Exercise: Which lines hold the string "type"? Copy every one of them.

Given data:
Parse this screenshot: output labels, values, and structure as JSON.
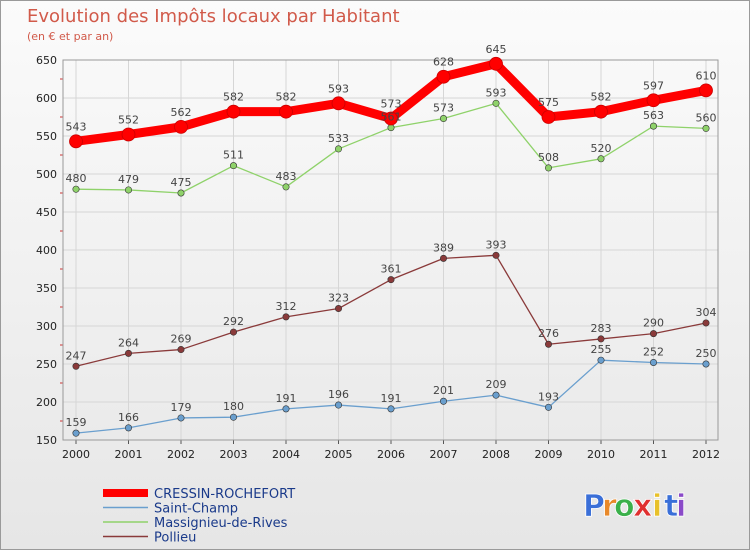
{
  "chart_data": {
    "type": "line",
    "title": "Evolution des Impôts locaux par Habitant",
    "subtitle": "(en € et par an)",
    "x": [
      "2000",
      "2001",
      "2002",
      "2003",
      "2004",
      "2005",
      "2006",
      "2007",
      "2008",
      "2009",
      "2010",
      "2011",
      "2012"
    ],
    "ylim": [
      150,
      650
    ],
    "yticks": [
      150,
      200,
      250,
      300,
      350,
      400,
      450,
      500,
      550,
      600,
      650
    ],
    "grid": true,
    "legend_position": "bottom-left",
    "series": [
      {
        "name": "CRESSIN-ROCHEFORT",
        "color": "#ff0000",
        "values": [
          543,
          552,
          562,
          582,
          582,
          593,
          573,
          628,
          645,
          575,
          582,
          597,
          610
        ]
      },
      {
        "name": "Saint-Champ",
        "color": "#6a9fce",
        "values": [
          159,
          166,
          179,
          180,
          191,
          196,
          191,
          201,
          209,
          193,
          255,
          252,
          250
        ]
      },
      {
        "name": "Massignieu-de-Rives",
        "color": "#8fd26a",
        "values": [
          480,
          479,
          475,
          511,
          483,
          533,
          561,
          573,
          593,
          508,
          520,
          563,
          560
        ]
      },
      {
        "name": "Pollieu",
        "color": "#8a3a3a",
        "values": [
          247,
          264,
          269,
          292,
          312,
          323,
          361,
          389,
          393,
          276,
          283,
          290,
          304
        ]
      }
    ]
  },
  "brand": {
    "letters": [
      "P",
      "r",
      "o",
      "x",
      "i",
      "t",
      "i"
    ],
    "colors": [
      "#3a6fd8",
      "#e8892a",
      "#3ab04a",
      "#e03030",
      "#e8c12a",
      "#3a6fd8",
      "#8a4ac8"
    ]
  }
}
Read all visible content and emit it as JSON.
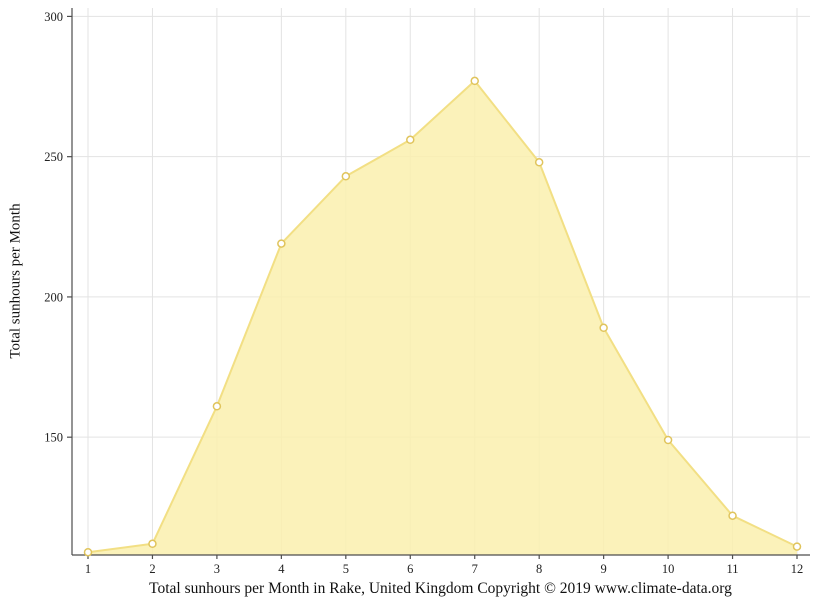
{
  "page": {
    "background": "#ffffff"
  },
  "chart_data": {
    "type": "area",
    "x": [
      1,
      2,
      3,
      4,
      5,
      6,
      7,
      8,
      9,
      10,
      11,
      12
    ],
    "values": [
      109,
      112,
      161,
      219,
      243,
      256,
      277,
      248,
      189,
      149,
      122,
      111
    ],
    "series_name": "Total sunhours",
    "title": "Total sunhours per Month in Rake, United Kingdom Copyright © 2019 www.climate-data.org",
    "xlabel": "",
    "ylabel": "Total sunhours per Month",
    "ylim": [
      108,
      303
    ],
    "yticks": [
      150,
      200,
      250,
      300
    ],
    "xticks": [
      1,
      2,
      3,
      4,
      5,
      6,
      7,
      8,
      9,
      10,
      11,
      12
    ],
    "grid": true,
    "legend": "none",
    "colors": {
      "area_fill": "#FAF0AE",
      "line": "#F2DF84",
      "marker_fill": "#FFFFFF",
      "marker_stroke": "#E0C45C",
      "grid": "#E3E3E3",
      "axis": "#4D4D4D",
      "tick_text": "#222222",
      "title_text": "#111111"
    }
  }
}
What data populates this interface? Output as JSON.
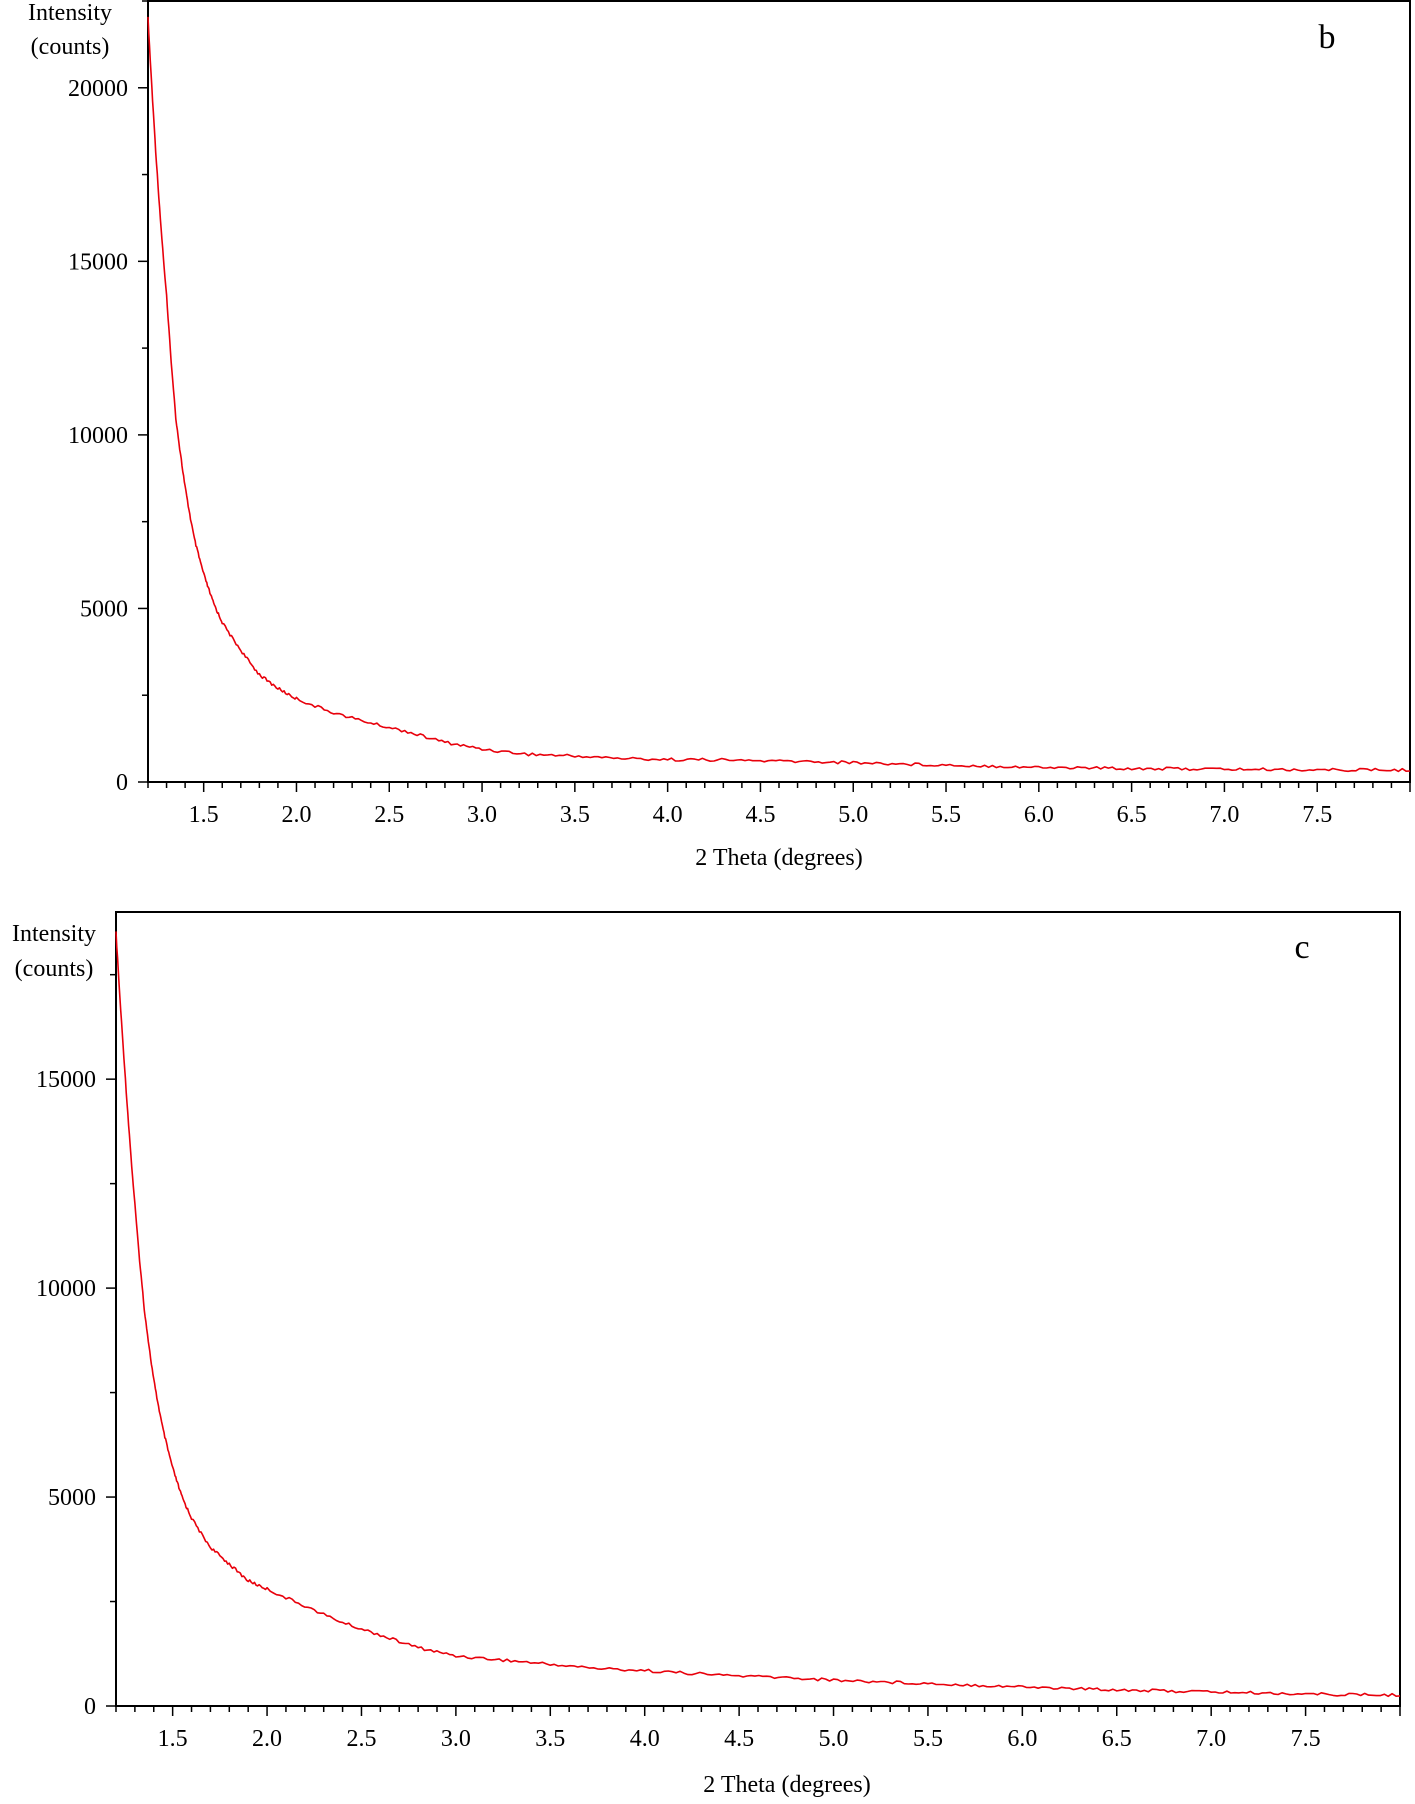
{
  "chart_data": [
    {
      "type": "line",
      "panel_label": "b",
      "xlabel": "2 Theta (degrees)",
      "ylabel": [
        "Intensity",
        "(counts)"
      ],
      "xlim": [
        1.2,
        8.0
      ],
      "ylim": [
        0,
        22500
      ],
      "xticks": [
        "1.5",
        "2.0",
        "2.5",
        "3.0",
        "3.5",
        "4.0",
        "4.5",
        "5.0",
        "5.5",
        "6.0",
        "6.5",
        "7.0",
        "7.5"
      ],
      "yticks": [
        "0",
        "5000",
        "10000",
        "15000",
        "20000"
      ],
      "grid": false,
      "line_color": "#e8000b",
      "x": [
        1.2,
        1.25,
        1.3,
        1.35,
        1.4,
        1.45,
        1.5,
        1.55,
        1.6,
        1.7,
        1.8,
        1.9,
        2.0,
        2.2,
        2.4,
        2.6,
        2.8,
        3.0,
        3.25,
        3.5,
        3.75,
        4.0,
        4.25,
        4.5,
        4.75,
        5.0,
        5.25,
        5.5,
        5.75,
        6.0,
        6.25,
        6.5,
        6.75,
        7.0,
        7.25,
        7.5,
        7.75,
        8.0
      ],
      "values": [
        22000,
        17500,
        14000,
        10500,
        8500,
        7000,
        6000,
        5200,
        4600,
        3800,
        3100,
        2700,
        2400,
        2000,
        1700,
        1450,
        1150,
        950,
        800,
        750,
        680,
        650,
        640,
        610,
        590,
        560,
        520,
        490,
        460,
        420,
        410,
        390,
        380,
        370,
        360,
        350,
        350,
        340
      ]
    },
    {
      "type": "line",
      "panel_label": "c",
      "xlabel": "2 Theta (degrees)",
      "ylabel": [
        "Intensity",
        "(counts)"
      ],
      "xlim": [
        1.2,
        8.0
      ],
      "ylim": [
        0,
        19000
      ],
      "xticks": [
        "1.5",
        "2.0",
        "2.5",
        "3.0",
        "3.5",
        "4.0",
        "4.5",
        "5.0",
        "5.5",
        "6.0",
        "6.5",
        "7.0",
        "7.5"
      ],
      "yticks": [
        "0",
        "5000",
        "10000",
        "15000"
      ],
      "grid": false,
      "line_color": "#e8000b",
      "x": [
        1.2,
        1.25,
        1.3,
        1.35,
        1.4,
        1.45,
        1.5,
        1.55,
        1.6,
        1.7,
        1.8,
        1.9,
        2.0,
        2.2,
        2.4,
        2.6,
        2.8,
        3.0,
        3.25,
        3.5,
        3.75,
        4.0,
        4.25,
        4.5,
        4.75,
        5.0,
        5.25,
        5.5,
        5.75,
        6.0,
        6.25,
        6.5,
        6.75,
        7.0,
        7.25,
        7.5,
        7.75,
        8.0
      ],
      "values": [
        18500,
        15000,
        12000,
        9500,
        7800,
        6600,
        5700,
        5000,
        4500,
        3800,
        3400,
        3000,
        2800,
        2400,
        2000,
        1700,
        1400,
        1200,
        1100,
        1000,
        900,
        850,
        780,
        720,
        680,
        620,
        580,
        540,
        500,
        460,
        420,
        390,
        360,
        340,
        310,
        290,
        270,
        260
      ]
    }
  ]
}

Solution for this exercise:
    "type": "line",
    "type": "area",
      "type": "line",
      "type": "line",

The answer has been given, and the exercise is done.